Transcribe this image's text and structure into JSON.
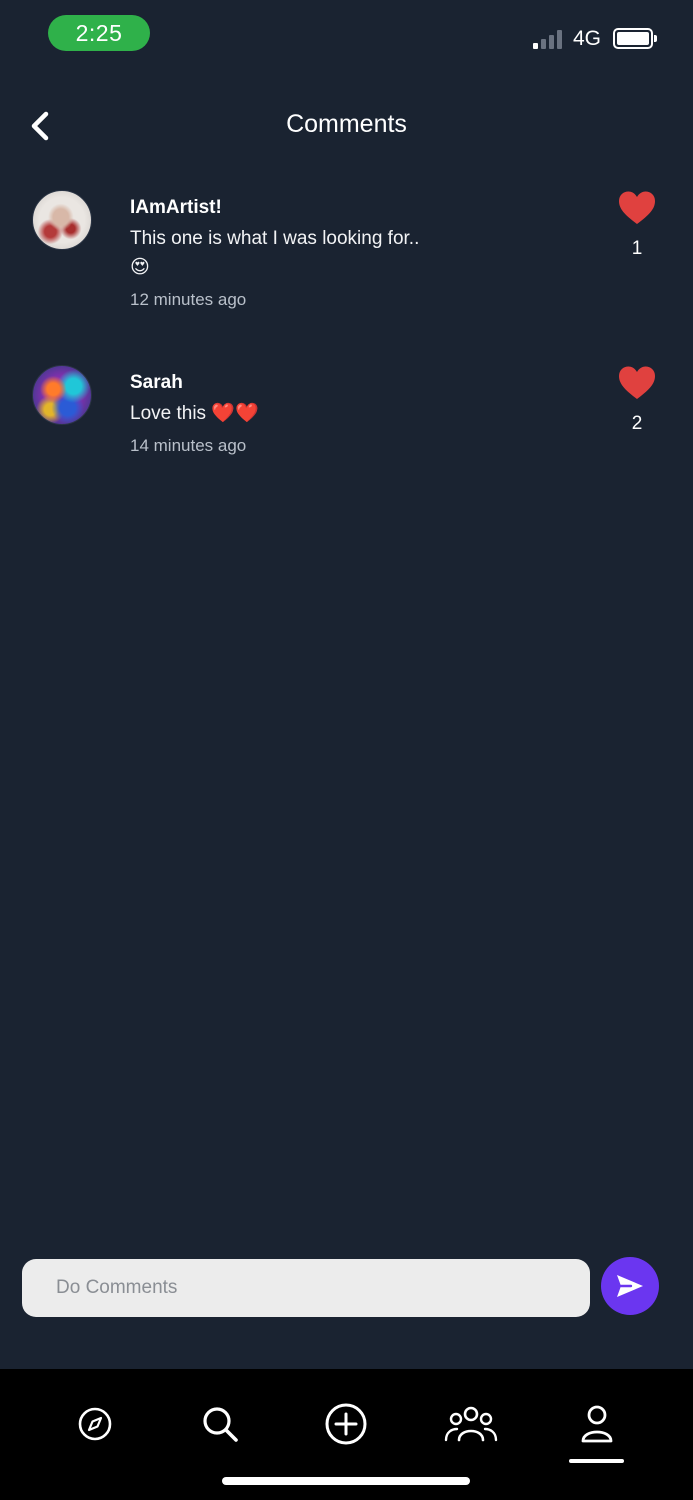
{
  "status_bar": {
    "time": "2:25",
    "network": "4G",
    "time_pill_color": "#2fb14a",
    "signal_bars_on": 1,
    "signal_bars_total": 4,
    "battery_level": 1.0
  },
  "header": {
    "title": "Comments",
    "back_icon": "chevron-left-icon"
  },
  "comments": [
    {
      "user": "IAmArtist!",
      "text": "This one is what I was looking for..",
      "emoji": "😍",
      "time": "12 minutes ago",
      "likes": "1",
      "like_icon": "heart-icon"
    },
    {
      "user": "Sarah",
      "text": "Love this ❤️❤️",
      "emoji": "",
      "time": "14 minutes ago",
      "likes": "2",
      "like_icon": "heart-icon"
    }
  ],
  "composer": {
    "placeholder": "Do Comments",
    "send_icon": "send-icon",
    "send_color": "#6b36f0"
  },
  "nav": {
    "items": [
      "compass-icon",
      "search-icon",
      "add-icon",
      "community-icon",
      "profile-icon"
    ],
    "active": "profile-icon"
  },
  "colors": {
    "background": "#1a2331",
    "heart": "#e0413f",
    "nav_background": "#000000"
  }
}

-- -- --

THE PROBLEM:
All of the records above must be copied exactly, except for the pictures.

SOLUTION TO THIS PROBLEM:
Transcribe this image's text and structure into JSON.
{
  "status_bar": {
    "time": "2:25",
    "network": "4G",
    "time_pill_color": "#2fb14a",
    "signal_bars_on": 1,
    "signal_bars_total": 4,
    "battery_level": 1.0
  },
  "header": {
    "title": "Comments",
    "back_icon": "chevron-left-icon"
  },
  "comments": [
    {
      "user": "IAmArtist!",
      "text": "This one is what I was looking for..",
      "emoji": "😍",
      "time": "12 minutes ago",
      "likes": "1",
      "like_icon": "heart-icon"
    },
    {
      "user": "Sarah",
      "text": "Love this ❤️❤️",
      "emoji": "",
      "time": "14 minutes ago",
      "likes": "2",
      "like_icon": "heart-icon"
    }
  ],
  "composer": {
    "placeholder": "Do Comments",
    "send_icon": "send-icon",
    "send_color": "#6b36f0"
  },
  "nav": {
    "items": [
      "compass-icon",
      "search-icon",
      "add-icon",
      "community-icon",
      "profile-icon"
    ],
    "active": "profile-icon"
  },
  "colors": {
    "background": "#1a2331",
    "heart": "#e0413f",
    "nav_background": "#000000"
  }
}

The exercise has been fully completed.